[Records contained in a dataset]
========

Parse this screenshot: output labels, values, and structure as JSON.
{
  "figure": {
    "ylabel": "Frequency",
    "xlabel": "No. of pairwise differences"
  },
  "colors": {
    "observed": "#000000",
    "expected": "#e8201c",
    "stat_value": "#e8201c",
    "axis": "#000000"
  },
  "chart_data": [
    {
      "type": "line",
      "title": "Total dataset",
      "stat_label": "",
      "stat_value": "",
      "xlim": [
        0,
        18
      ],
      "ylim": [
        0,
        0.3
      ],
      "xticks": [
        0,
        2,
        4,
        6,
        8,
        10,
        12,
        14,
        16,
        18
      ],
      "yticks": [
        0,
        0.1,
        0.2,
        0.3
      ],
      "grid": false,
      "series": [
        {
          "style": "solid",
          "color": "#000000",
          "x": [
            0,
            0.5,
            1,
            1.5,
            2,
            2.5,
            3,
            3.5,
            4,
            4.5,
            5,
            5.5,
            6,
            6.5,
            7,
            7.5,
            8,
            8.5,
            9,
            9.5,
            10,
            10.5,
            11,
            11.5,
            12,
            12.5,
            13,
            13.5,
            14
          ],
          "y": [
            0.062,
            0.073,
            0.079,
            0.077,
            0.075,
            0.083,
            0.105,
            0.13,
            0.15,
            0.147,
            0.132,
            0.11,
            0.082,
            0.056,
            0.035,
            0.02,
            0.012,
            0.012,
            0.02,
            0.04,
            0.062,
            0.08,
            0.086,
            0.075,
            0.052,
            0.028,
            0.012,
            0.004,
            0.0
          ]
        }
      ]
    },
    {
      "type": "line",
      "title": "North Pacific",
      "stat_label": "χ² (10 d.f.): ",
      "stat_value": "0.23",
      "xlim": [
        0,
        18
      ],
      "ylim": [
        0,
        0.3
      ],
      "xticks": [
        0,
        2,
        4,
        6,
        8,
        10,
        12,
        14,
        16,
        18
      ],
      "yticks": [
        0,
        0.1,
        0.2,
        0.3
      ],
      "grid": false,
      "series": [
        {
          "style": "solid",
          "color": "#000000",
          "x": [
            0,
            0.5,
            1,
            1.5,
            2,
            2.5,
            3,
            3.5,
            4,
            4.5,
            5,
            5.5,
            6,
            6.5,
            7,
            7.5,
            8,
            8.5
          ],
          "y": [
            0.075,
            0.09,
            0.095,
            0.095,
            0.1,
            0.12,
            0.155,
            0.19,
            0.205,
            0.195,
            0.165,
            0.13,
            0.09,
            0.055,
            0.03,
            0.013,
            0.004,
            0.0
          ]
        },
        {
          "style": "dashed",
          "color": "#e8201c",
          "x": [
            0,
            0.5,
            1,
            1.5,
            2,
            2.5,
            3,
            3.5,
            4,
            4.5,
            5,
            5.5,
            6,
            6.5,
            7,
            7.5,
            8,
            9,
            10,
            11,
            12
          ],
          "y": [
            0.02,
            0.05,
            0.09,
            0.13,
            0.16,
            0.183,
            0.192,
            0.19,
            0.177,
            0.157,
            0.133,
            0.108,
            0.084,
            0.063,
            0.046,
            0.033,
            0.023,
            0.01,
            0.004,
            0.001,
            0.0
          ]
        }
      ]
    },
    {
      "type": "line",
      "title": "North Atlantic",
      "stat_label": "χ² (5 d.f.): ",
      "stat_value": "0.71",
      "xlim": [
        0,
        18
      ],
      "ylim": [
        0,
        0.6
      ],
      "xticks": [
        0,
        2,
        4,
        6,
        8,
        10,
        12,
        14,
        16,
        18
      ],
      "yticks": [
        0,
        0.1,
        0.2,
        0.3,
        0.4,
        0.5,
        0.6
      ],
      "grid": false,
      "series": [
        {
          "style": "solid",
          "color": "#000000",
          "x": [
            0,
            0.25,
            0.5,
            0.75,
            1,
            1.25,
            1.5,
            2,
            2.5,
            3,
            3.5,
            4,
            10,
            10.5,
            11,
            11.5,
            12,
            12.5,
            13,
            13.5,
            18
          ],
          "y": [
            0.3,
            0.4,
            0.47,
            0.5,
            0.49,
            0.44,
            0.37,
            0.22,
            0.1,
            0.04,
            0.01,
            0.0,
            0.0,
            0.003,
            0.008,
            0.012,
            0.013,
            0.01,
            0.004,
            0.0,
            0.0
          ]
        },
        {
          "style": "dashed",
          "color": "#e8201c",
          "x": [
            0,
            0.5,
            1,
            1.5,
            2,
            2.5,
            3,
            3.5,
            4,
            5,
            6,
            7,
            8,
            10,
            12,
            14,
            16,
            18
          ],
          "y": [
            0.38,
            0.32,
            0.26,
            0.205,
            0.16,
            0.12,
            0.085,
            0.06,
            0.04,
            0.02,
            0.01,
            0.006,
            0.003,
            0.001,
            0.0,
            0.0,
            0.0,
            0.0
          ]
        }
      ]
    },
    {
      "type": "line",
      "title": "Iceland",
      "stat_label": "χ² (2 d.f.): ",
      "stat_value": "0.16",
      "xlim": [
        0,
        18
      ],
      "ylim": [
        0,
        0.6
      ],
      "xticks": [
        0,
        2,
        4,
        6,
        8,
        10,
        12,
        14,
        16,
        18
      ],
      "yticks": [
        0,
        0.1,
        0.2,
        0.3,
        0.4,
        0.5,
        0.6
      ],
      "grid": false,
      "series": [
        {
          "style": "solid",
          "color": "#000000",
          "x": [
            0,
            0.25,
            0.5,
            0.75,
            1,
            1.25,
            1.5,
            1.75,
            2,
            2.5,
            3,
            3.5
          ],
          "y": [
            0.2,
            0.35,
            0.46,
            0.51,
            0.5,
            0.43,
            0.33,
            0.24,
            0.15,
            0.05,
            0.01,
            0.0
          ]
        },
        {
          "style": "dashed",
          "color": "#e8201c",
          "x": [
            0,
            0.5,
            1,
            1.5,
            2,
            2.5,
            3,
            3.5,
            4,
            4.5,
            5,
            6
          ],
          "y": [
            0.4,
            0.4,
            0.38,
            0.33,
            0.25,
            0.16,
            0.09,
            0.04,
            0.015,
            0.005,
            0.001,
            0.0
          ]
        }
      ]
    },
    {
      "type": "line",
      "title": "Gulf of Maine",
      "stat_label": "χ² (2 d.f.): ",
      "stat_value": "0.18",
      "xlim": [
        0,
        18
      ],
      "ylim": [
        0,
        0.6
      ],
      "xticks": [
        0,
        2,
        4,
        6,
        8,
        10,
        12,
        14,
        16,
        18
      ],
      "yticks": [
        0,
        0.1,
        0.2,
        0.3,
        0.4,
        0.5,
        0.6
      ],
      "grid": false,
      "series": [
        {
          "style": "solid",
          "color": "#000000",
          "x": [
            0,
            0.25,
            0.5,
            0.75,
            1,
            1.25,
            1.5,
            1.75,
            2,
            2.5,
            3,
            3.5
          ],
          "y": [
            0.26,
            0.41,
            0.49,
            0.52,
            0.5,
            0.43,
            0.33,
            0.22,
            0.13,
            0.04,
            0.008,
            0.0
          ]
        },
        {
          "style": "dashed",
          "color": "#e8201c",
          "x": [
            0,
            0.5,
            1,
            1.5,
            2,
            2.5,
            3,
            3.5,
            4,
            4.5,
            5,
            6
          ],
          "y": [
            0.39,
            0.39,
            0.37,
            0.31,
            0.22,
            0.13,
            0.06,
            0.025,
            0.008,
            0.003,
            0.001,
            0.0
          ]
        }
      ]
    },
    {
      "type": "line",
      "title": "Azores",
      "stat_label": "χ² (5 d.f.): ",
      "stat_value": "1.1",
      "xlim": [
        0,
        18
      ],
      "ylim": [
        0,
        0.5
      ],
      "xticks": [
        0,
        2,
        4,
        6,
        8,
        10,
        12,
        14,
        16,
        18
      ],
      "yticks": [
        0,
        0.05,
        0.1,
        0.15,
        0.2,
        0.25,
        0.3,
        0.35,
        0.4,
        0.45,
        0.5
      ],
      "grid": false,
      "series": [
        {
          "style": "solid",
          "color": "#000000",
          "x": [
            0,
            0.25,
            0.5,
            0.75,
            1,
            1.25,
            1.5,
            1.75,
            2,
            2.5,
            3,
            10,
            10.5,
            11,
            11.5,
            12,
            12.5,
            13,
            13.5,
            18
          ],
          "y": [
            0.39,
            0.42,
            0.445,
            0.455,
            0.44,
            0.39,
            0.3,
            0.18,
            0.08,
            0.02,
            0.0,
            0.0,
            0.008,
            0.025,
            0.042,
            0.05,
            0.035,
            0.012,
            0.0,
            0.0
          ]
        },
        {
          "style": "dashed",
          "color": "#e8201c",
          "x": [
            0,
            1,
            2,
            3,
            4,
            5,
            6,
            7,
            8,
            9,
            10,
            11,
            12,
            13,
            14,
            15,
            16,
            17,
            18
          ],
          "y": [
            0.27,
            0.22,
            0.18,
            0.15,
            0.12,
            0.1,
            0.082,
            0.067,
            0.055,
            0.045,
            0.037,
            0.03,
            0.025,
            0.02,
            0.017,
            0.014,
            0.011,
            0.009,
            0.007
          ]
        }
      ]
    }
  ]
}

========

GIVEN EXERCISE: Search the material above for "title". Pull out each line where it shows up.

OUTPUT FOR THIS TASK:
      "title": "Total dataset",
      "title": "North Pacific",
      "title": "North Atlantic",
      "title": "Iceland",
      "title": "Gulf of Maine",
      "title": "Azores",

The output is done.